RECORD EXTRACTS:
╭──

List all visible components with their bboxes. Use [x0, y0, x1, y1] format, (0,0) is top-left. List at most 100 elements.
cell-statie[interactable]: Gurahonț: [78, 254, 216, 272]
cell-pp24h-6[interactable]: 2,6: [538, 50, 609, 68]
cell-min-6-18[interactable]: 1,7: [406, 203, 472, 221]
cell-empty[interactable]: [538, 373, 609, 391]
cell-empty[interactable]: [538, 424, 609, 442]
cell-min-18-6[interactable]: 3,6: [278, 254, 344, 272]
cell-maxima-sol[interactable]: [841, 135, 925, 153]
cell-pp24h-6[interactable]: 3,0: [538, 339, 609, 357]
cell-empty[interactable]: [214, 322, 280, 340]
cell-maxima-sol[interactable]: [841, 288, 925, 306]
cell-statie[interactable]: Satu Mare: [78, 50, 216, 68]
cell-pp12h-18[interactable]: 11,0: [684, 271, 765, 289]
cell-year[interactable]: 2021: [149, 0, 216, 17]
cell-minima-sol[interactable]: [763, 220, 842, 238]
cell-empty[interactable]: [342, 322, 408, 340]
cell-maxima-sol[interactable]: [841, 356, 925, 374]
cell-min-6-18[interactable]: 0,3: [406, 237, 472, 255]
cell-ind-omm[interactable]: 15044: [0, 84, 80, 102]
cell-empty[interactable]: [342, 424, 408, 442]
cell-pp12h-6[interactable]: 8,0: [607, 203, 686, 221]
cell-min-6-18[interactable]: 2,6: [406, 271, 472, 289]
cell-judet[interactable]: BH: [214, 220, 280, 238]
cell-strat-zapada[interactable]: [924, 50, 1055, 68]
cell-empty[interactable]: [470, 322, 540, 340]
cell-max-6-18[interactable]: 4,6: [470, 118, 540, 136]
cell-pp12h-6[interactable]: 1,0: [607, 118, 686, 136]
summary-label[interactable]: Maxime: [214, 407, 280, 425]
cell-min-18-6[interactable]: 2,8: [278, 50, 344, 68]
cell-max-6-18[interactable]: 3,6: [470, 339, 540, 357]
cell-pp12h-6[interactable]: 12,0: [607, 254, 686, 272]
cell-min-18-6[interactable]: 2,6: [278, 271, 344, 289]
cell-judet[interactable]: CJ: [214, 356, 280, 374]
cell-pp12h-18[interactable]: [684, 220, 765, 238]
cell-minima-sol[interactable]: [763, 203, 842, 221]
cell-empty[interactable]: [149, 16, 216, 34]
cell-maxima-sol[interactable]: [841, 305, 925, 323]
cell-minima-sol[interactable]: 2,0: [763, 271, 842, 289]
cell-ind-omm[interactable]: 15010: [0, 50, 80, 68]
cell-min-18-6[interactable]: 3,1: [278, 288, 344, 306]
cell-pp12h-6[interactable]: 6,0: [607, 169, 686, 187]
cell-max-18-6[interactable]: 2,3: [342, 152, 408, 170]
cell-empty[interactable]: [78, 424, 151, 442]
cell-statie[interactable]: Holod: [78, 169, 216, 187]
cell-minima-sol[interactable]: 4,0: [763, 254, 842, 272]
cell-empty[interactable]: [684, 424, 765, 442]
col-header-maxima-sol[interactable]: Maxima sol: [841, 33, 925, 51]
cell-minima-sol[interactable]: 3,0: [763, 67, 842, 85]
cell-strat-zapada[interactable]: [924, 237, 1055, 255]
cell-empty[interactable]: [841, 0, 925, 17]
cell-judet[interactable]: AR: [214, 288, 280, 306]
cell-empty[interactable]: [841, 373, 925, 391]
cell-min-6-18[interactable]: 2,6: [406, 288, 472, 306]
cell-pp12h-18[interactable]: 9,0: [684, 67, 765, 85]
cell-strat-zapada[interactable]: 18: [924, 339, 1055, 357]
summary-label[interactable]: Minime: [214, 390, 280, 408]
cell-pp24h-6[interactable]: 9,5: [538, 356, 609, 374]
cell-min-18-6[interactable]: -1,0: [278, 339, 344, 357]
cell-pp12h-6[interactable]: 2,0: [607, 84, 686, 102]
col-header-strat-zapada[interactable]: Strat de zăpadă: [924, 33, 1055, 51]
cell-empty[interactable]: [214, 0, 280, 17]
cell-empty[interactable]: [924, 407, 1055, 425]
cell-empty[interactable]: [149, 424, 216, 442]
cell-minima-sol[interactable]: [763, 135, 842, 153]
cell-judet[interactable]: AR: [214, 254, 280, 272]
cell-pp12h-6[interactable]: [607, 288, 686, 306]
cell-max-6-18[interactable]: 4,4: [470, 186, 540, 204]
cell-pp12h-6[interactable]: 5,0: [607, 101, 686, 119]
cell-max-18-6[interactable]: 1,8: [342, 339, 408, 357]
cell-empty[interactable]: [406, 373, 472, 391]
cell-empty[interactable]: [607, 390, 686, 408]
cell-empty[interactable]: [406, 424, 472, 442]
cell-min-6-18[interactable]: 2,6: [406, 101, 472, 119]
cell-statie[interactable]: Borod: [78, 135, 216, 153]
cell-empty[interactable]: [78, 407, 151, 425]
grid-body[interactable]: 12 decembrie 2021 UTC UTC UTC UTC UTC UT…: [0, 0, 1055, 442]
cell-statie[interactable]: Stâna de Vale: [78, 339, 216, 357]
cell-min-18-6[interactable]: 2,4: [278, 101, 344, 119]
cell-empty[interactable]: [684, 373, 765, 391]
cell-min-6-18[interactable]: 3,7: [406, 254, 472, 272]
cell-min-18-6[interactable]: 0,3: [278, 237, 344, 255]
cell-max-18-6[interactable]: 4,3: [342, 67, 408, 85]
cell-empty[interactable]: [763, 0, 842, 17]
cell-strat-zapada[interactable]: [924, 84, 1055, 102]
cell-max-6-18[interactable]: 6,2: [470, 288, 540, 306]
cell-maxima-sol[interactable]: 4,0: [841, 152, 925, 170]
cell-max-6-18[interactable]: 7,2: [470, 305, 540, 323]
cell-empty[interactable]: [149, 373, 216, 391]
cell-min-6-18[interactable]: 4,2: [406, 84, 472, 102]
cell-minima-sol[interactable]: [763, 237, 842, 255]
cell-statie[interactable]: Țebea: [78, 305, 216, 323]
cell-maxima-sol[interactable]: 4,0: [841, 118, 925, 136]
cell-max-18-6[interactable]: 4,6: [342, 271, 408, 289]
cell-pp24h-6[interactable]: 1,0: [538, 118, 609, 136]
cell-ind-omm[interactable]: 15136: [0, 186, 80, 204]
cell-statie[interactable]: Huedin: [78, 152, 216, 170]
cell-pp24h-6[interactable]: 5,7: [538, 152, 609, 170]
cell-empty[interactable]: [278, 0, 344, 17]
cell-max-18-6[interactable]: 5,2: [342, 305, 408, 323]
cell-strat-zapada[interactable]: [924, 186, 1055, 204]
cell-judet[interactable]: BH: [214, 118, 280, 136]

╰──

GIVEN TASK: Copy every line of the records above with no changes.

COMPLETED EXERCISE:
List all visible components with their bboxes. Use [x0, y0, x1, y1] format, (0,0) is top-left. List at most 100 elements.
cell-statie[interactable]: Gurahonț: [78, 254, 216, 272]
cell-pp24h-6[interactable]: 2,6: [538, 50, 609, 68]
cell-min-6-18[interactable]: 1,7: [406, 203, 472, 221]
cell-empty[interactable]: [538, 373, 609, 391]
cell-empty[interactable]: [538, 424, 609, 442]
cell-min-18-6[interactable]: 3,6: [278, 254, 344, 272]
cell-maxima-sol[interactable]: [841, 135, 925, 153]
cell-pp24h-6[interactable]: 3,0: [538, 339, 609, 357]
cell-empty[interactable]: [214, 322, 280, 340]
cell-maxima-sol[interactable]: [841, 288, 925, 306]
cell-statie[interactable]: Satu Mare: [78, 50, 216, 68]
cell-pp12h-18[interactable]: 11,0: [684, 271, 765, 289]
cell-year[interactable]: 2021: [149, 0, 216, 17]
cell-minima-sol[interactable]: [763, 220, 842, 238]
cell-empty[interactable]: [342, 322, 408, 340]
cell-maxima-sol[interactable]: [841, 356, 925, 374]
cell-min-6-18[interactable]: 0,3: [406, 237, 472, 255]
cell-ind-omm[interactable]: 15044: [0, 84, 80, 102]
cell-empty[interactable]: [342, 424, 408, 442]
cell-pp12h-6[interactable]: 8,0: [607, 203, 686, 221]
cell-min-6-18[interactable]: 2,6: [406, 271, 472, 289]
cell-judet[interactable]: BH: [214, 220, 280, 238]
cell-strat-zapada[interactable]: [924, 50, 1055, 68]
cell-empty[interactable]: [470, 322, 540, 340]
cell-max-6-18[interactable]: 4,6: [470, 118, 540, 136]
cell-pp12h-6[interactable]: 1,0: [607, 118, 686, 136]
summary-label[interactable]: Maxime: [214, 407, 280, 425]
cell-min-18-6[interactable]: 2,8: [278, 50, 344, 68]
cell-max-6-18[interactable]: 3,6: [470, 339, 540, 357]
cell-pp12h-6[interactable]: 12,0: [607, 254, 686, 272]
cell-min-18-6[interactable]: 2,6: [278, 271, 344, 289]
cell-judet[interactable]: CJ: [214, 356, 280, 374]
cell-pp12h-18[interactable]: [684, 220, 765, 238]
cell-minima-sol[interactable]: [763, 203, 842, 221]
cell-empty[interactable]: [149, 16, 216, 34]
cell-maxima-sol[interactable]: [841, 305, 925, 323]
cell-minima-sol[interactable]: 2,0: [763, 271, 842, 289]
cell-ind-omm[interactable]: 15010: [0, 50, 80, 68]
cell-min-18-6[interactable]: 3,1: [278, 288, 344, 306]
cell-pp12h-6[interactable]: 6,0: [607, 169, 686, 187]
cell-max-18-6[interactable]: 2,3: [342, 152, 408, 170]
cell-empty[interactable]: [78, 424, 151, 442]
cell-statie[interactable]: Holod: [78, 169, 216, 187]
cell-minima-sol[interactable]: 4,0: [763, 254, 842, 272]
cell-empty[interactable]: [684, 424, 765, 442]
col-header-maxima-sol[interactable]: Maxima sol: [841, 33, 925, 51]
cell-minima-sol[interactable]: 3,0: [763, 67, 842, 85]
cell-strat-zapada[interactable]: [924, 237, 1055, 255]
cell-empty[interactable]: [841, 0, 925, 17]
cell-judet[interactable]: AR: [214, 288, 280, 306]
cell-empty[interactable]: [841, 373, 925, 391]
cell-min-6-18[interactable]: 2,6: [406, 288, 472, 306]
cell-pp12h-18[interactable]: 9,0: [684, 67, 765, 85]
cell-strat-zapada[interactable]: 18: [924, 339, 1055, 357]
summary-label[interactable]: Minime: [214, 390, 280, 408]
cell-pp24h-6[interactable]: 9,5: [538, 356, 609, 374]
cell-min-18-6[interactable]: -1,0: [278, 339, 344, 357]
cell-pp12h-6[interactable]: 2,0: [607, 84, 686, 102]
col-header-strat-zapada[interactable]: Strat de zăpadă: [924, 33, 1055, 51]
cell-empty[interactable]: [214, 0, 280, 17]
cell-empty[interactable]: [924, 407, 1055, 425]
cell-empty[interactable]: [149, 424, 216, 442]
cell-minima-sol[interactable]: [763, 135, 842, 153]
cell-judet[interactable]: AR: [214, 254, 280, 272]
cell-pp12h-6[interactable]: [607, 288, 686, 306]
cell-max-6-18[interactable]: 4,4: [470, 186, 540, 204]
cell-pp12h-6[interactable]: 5,0: [607, 101, 686, 119]
cell-max-18-6[interactable]: 1,8: [342, 339, 408, 357]
cell-empty[interactable]: [406, 373, 472, 391]
cell-empty[interactable]: [607, 390, 686, 408]
cell-empty[interactable]: [406, 424, 472, 442]
cell-min-6-18[interactable]: 2,6: [406, 101, 472, 119]
cell-statie[interactable]: Borod: [78, 135, 216, 153]
cell-empty[interactable]: [78, 407, 151, 425]
grid-body[interactable]: 12 decembrie 2021 UTC UTC UTC UTC UTC UT…: [0, 0, 1055, 442]
cell-statie[interactable]: Stâna de Vale: [78, 339, 216, 357]
cell-min-18-6[interactable]: 2,4: [278, 101, 344, 119]
cell-empty[interactable]: [684, 373, 765, 391]
cell-min-6-18[interactable]: 3,7: [406, 254, 472, 272]
cell-min-18-6[interactable]: 0,3: [278, 237, 344, 255]
cell-max-18-6[interactable]: 4,3: [342, 67, 408, 85]
cell-empty[interactable]: [763, 0, 842, 17]
cell-strat-zapada[interactable]: [924, 84, 1055, 102]
cell-max-6-18[interactable]: 6,2: [470, 288, 540, 306]
cell-maxima-sol[interactable]: 4,0: [841, 152, 925, 170]
cell-max-6-18[interactable]: 7,2: [470, 305, 540, 323]
cell-empty[interactable]: [149, 373, 216, 391]
cell-min-6-18[interactable]: 4,2: [406, 84, 472, 102]
cell-minima-sol[interactable]: [763, 237, 842, 255]
cell-statie[interactable]: Țebea: [78, 305, 216, 323]
cell-maxima-sol[interactable]: 4,0: [841, 118, 925, 136]
cell-max-18-6[interactable]: 4,6: [342, 271, 408, 289]
cell-pp24h-6[interactable]: 1,0: [538, 118, 609, 136]
cell-ind-omm[interactable]: 15136: [0, 186, 80, 204]
cell-statie[interactable]: Huedin: [78, 152, 216, 170]
cell-pp24h-6[interactable]: 5,7: [538, 152, 609, 170]
cell-empty[interactable]: [278, 0, 344, 17]
cell-max-18-6[interactable]: 5,2: [342, 305, 408, 323]
cell-strat-zapada[interactable]: [924, 186, 1055, 204]
cell-judet[interactable]: BH: [214, 118, 280, 136]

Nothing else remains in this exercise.